---------- Quoted passage
Cocaine 80's was an American hip hop collective founded in 2011, by record producer No I.D. With James Fauntleroy serving as lead singer on each song, the group has collectively released four full-length projects: The Pursuit EP (2011), Ghost Lady EP (2011), Express OG EP (2012) and The Flower of Life (2013).

History
On June 22, 2011, an extended play (EP) titled Cocaine 80s: The Pursuit, surfaced online. The Pursuit EP features vocals from Steve Wyreman, Rob Kinelski, Kevin Randolph, James Fauntleroy, Makeba Riddick and more. On October 21, 2011, another EP was released, titled Cocaine 80s: Ghost Lady. In December 2011, Chicago-bred rapper Common released his ninth album, The Dreamer/The Believer. The album was produced entirely by No I.D. and features additional vocal from Makeba Riddick and James Fauntleroy, on several tracks. In October 2012, Jhené Aiko revealed to The Singers Room that she is recording a project with No I.D. and the rest of Cocaine 80s and that they would also be featured on her upcoming Def Jam debut, Souled Out: "Me and the Cocaine 80s is made up of musicians, singers and producers. I told them I wanted to be a part of the Cocaine 80s. I wanted to be the female voice of the group. They will be featured on 'Souled Out'. Yes, we are definitely working on a mixtape or album together. That is definitely in the works." In June 2014, "To Love & Die", the first single from Aiko's debut album was released, which credits Cocaine 80s as the featured performers.
--------------------
---------- Recorded information
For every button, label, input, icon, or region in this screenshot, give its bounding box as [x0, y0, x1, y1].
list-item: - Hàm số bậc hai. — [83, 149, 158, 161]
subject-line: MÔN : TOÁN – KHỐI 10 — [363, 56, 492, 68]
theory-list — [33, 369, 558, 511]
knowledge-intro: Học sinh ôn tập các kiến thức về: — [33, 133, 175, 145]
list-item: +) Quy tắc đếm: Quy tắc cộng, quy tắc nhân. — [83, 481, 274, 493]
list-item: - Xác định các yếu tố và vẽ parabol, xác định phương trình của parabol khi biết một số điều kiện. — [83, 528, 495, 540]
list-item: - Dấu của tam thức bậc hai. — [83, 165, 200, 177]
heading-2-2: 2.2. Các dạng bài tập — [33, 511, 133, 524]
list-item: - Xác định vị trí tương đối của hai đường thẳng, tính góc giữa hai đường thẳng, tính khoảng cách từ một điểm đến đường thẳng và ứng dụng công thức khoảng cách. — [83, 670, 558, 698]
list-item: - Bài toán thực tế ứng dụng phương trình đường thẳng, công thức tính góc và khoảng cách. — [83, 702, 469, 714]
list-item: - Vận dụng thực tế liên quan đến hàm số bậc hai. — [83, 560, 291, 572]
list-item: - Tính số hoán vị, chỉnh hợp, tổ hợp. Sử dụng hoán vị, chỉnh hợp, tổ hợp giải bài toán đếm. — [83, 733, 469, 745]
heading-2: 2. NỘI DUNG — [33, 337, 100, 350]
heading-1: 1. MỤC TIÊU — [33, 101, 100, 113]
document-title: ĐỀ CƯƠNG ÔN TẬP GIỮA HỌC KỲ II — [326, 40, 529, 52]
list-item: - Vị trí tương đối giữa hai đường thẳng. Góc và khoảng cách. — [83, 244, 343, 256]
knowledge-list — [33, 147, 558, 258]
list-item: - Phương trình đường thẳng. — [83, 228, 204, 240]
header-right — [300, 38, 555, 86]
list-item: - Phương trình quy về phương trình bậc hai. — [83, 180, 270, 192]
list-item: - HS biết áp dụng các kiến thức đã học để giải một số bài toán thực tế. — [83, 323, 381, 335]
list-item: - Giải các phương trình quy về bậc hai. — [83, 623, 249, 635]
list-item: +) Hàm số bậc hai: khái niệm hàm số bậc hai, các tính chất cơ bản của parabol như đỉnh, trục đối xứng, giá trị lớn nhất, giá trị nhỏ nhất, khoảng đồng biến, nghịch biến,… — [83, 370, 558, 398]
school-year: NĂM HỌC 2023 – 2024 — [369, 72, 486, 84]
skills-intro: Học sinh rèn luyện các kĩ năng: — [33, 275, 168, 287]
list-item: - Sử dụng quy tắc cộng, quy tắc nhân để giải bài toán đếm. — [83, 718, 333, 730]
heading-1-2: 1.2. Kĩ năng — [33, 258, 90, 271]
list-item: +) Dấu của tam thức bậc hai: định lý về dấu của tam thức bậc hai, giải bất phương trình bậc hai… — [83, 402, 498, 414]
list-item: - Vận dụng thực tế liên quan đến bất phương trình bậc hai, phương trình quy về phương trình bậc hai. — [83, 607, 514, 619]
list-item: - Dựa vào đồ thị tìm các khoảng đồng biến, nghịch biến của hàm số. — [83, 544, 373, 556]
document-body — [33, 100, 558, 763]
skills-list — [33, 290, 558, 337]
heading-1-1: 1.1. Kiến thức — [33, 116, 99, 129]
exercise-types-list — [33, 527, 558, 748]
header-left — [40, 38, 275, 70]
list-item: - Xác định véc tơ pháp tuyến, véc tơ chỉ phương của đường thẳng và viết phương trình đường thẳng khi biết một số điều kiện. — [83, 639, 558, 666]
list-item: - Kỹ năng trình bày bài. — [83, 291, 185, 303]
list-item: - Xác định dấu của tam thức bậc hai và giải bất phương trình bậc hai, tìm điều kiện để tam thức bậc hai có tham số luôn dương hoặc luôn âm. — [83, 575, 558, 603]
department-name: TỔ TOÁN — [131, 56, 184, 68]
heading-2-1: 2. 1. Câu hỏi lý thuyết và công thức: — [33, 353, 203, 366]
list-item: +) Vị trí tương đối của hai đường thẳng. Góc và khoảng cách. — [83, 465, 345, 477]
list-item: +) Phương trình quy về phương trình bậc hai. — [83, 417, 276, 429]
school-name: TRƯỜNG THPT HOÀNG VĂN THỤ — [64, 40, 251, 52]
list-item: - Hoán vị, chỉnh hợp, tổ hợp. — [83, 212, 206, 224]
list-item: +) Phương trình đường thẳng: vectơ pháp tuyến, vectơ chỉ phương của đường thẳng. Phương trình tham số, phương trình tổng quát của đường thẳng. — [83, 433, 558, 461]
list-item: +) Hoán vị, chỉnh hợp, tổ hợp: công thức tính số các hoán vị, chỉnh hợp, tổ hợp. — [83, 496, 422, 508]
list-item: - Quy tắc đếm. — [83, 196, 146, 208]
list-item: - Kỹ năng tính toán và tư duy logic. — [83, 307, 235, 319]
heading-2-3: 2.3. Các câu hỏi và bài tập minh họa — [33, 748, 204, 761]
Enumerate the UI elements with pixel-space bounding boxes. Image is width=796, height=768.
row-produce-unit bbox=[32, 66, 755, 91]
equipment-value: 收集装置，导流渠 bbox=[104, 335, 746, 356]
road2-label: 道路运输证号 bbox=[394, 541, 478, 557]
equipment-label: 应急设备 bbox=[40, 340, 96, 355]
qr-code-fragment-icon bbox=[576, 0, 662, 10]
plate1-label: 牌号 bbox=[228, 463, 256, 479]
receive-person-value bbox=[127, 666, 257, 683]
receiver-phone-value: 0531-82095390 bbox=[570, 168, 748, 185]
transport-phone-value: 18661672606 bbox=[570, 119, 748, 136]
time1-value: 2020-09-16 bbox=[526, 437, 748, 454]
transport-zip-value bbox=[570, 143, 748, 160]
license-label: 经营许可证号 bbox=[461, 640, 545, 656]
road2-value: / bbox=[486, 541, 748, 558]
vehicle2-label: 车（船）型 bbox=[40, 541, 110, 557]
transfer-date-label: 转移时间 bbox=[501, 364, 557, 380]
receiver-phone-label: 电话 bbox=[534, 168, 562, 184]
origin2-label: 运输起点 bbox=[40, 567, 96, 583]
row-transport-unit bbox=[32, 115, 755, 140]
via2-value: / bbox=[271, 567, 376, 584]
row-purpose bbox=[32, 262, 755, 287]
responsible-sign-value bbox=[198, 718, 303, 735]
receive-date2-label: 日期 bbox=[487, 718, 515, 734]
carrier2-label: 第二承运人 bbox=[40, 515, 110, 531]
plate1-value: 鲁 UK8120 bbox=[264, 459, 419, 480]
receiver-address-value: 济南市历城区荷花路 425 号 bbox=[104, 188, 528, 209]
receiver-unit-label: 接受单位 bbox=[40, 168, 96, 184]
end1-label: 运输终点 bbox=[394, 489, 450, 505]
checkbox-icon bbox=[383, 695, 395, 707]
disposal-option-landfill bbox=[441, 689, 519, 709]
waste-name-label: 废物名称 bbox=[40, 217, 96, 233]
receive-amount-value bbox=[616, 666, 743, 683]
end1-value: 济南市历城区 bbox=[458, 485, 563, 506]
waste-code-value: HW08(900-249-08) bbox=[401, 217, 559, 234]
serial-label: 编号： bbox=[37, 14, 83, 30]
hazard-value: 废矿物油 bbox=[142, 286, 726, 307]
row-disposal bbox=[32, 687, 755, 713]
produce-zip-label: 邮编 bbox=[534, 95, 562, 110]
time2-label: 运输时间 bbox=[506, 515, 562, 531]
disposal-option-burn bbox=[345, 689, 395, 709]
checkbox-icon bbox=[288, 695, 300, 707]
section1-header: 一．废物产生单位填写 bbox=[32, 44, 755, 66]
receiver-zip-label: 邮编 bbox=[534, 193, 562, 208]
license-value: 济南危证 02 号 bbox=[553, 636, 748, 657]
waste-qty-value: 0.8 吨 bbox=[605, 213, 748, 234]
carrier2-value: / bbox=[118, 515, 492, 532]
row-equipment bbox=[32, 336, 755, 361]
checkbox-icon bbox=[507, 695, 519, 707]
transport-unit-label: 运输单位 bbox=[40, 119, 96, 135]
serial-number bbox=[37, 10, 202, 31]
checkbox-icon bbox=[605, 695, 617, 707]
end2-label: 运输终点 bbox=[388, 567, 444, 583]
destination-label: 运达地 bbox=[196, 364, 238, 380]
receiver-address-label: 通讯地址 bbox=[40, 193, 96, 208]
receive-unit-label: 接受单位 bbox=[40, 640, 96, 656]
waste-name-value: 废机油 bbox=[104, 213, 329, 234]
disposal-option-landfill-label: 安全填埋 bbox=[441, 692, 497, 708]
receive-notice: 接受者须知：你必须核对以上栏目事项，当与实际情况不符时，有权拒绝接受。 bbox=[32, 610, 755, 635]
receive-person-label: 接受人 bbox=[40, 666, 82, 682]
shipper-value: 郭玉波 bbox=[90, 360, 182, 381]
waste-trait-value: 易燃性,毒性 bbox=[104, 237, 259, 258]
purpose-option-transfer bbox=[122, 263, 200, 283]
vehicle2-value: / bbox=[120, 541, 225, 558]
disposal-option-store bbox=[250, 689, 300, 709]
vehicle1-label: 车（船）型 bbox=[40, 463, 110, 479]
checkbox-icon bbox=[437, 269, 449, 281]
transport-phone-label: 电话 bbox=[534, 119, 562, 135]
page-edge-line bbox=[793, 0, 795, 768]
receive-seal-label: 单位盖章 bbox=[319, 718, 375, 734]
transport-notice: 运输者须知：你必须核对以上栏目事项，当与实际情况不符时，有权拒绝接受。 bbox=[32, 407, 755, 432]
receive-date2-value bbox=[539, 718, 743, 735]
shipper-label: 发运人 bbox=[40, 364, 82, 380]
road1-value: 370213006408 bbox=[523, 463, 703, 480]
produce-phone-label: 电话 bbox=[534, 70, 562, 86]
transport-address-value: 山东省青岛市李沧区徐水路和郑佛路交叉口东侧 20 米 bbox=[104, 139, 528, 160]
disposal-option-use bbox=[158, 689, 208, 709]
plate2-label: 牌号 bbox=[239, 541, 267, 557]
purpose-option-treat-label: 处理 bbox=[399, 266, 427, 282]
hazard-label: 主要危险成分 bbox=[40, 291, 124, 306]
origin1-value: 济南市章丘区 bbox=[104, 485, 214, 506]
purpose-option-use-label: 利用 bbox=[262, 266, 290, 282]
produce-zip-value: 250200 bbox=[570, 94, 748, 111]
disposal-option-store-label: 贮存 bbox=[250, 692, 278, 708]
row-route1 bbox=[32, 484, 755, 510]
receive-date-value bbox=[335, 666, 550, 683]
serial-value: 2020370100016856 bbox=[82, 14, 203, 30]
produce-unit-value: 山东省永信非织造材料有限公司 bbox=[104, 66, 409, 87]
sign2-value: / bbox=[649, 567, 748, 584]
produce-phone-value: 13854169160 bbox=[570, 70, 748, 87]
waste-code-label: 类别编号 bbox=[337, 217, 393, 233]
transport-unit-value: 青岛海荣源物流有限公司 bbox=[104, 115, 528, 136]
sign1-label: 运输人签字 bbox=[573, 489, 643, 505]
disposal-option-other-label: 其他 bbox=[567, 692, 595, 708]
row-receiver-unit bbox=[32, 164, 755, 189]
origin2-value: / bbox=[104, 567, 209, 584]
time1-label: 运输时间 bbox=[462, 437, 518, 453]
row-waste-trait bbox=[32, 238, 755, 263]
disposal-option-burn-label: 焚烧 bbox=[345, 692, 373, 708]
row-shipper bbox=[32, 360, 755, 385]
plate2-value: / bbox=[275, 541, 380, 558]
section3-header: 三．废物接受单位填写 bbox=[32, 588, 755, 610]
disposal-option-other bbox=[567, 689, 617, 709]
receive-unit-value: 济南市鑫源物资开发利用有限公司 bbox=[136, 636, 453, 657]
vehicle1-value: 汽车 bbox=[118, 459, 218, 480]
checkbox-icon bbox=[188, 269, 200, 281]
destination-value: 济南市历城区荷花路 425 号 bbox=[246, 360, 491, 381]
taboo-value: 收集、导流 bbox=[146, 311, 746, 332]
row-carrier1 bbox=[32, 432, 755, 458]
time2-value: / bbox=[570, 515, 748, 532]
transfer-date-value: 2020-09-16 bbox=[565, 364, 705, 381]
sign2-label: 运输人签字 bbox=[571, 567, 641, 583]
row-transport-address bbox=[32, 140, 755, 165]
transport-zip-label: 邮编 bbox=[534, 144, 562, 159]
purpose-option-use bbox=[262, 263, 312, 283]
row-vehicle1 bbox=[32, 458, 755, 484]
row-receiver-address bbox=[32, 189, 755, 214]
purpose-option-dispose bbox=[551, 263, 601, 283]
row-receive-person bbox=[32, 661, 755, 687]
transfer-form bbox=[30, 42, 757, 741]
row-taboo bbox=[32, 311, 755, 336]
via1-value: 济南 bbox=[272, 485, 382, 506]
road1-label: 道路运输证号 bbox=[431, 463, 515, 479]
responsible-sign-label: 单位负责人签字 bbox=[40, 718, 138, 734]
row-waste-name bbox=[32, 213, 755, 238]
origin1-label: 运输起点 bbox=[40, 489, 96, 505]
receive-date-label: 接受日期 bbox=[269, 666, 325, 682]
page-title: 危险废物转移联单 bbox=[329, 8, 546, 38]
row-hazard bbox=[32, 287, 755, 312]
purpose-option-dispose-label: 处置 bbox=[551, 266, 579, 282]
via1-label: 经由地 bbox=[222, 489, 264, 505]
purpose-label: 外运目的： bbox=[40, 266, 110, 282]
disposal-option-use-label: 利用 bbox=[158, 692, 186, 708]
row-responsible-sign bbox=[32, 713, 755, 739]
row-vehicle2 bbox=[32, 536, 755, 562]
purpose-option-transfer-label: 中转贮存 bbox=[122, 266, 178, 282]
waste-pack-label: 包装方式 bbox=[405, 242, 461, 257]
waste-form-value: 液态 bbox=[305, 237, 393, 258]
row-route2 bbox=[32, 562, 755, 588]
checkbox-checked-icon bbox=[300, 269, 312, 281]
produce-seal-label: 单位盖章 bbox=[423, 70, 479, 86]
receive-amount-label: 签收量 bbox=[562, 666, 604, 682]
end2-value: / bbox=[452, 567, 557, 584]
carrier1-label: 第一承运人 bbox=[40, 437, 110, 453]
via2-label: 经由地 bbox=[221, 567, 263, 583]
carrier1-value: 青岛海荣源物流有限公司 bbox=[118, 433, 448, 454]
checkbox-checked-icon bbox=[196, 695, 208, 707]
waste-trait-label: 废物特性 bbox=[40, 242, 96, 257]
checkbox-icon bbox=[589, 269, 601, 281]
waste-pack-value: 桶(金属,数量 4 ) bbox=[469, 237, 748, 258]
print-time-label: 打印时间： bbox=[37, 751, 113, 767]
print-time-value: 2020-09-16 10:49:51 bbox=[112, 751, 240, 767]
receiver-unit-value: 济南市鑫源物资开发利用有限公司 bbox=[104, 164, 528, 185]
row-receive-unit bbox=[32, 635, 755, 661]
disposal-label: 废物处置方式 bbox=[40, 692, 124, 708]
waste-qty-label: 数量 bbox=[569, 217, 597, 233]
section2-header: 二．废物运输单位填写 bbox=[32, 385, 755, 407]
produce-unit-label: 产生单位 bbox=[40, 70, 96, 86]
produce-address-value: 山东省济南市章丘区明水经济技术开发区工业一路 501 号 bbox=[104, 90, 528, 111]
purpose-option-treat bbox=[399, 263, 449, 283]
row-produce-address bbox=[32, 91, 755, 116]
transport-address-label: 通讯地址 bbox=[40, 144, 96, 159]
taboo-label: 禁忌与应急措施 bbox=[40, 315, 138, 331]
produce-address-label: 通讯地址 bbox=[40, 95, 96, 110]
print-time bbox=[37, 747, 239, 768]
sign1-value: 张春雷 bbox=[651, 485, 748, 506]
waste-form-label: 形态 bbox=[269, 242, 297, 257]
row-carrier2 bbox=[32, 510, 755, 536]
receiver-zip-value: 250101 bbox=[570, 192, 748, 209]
--------------------
• Written tasks:
1) Answer these questions from the Cocaine 80's article:
(a) Who founded Cocaine 80's, and in what year?
(b) On what date was the Ghost Lady EP released?
(c) What was the title of the June 2014 single that credits Cocaine 80s as the featured performers?
2) Please edit the entries, starting at the first one and ending at the one containing "list-item: - Giải", both included, so that "list-item" reads "bullet" everywhere it appears. Return only those entries, otherwise unchanged.

• Answers for the tasks:
1)
(a) Record producer No I.D., in 2011.
(b) October 21, 2011.
(c) "To Love & Die"

2)
For every button, label, input, icon, or region in this screenshot, give its bounding box as [x0, y0, x1, y1].
bullet: - Hàm số bậc hai. — [83, 149, 158, 161]
subject-line: MÔN : TOÁN – KHỐI 10 — [363, 56, 492, 68]
theory-list — [33, 369, 558, 511]
knowledge-intro: Học sinh ôn tập các kiến thức về: — [33, 133, 175, 145]
bullet: +) Quy tắc đếm: Quy tắc cộng, quy tắc nhân. — [83, 481, 274, 493]
bullet: - Xác định các yếu tố và vẽ parabol, xác định phương trình của parabol khi biết một số điều kiện. — [83, 528, 495, 540]
bullet: - Dấu của tam thức bậc hai. — [83, 165, 200, 177]
heading-2-2: 2.2. Các dạng bài tập — [33, 511, 133, 524]
bullet: - Xác định vị trí tương đối của hai đường thẳng, tính góc giữa hai đường thẳng, tính khoảng cách từ một điểm đến đường thẳng và ứng dụng công thức khoảng cách. — [83, 670, 558, 698]
bullet: - Bài toán thực tế ứng dụng phương trình đường thẳng, công thức tính góc và khoảng cách. — [83, 702, 469, 714]
bullet: - Vận dụng thực tế liên quan đến hàm số bậc hai. — [83, 560, 291, 572]
bullet: - Tính số hoán vị, chỉnh hợp, tổ hợp. Sử dụng hoán vị, chỉnh hợp, tổ hợp giải bài toán đếm. — [83, 733, 469, 745]
heading-2: 2. NỘI DUNG — [33, 337, 100, 350]
heading-1: 1. MỤC TIÊU — [33, 101, 100, 113]
document-title: ĐỀ CƯƠNG ÔN TẬP GIỮA HỌC KỲ II — [326, 40, 529, 52]
bullet: - Vị trí tương đối giữa hai đường thẳng. Góc và khoảng cách. — [83, 244, 343, 256]
knowledge-list — [33, 147, 558, 258]
bullet: - Phương trình đường thẳng. — [83, 228, 204, 240]
header-right — [300, 38, 555, 86]
bullet: - Phương trình quy về phương trình bậc hai. — [83, 180, 270, 192]
bullet: - HS biết áp dụng các kiến thức đã học để giải một số bài toán thực tế. — [83, 323, 381, 335]
bullet: - Giải các phương trình quy về bậc hai. — [83, 623, 249, 635]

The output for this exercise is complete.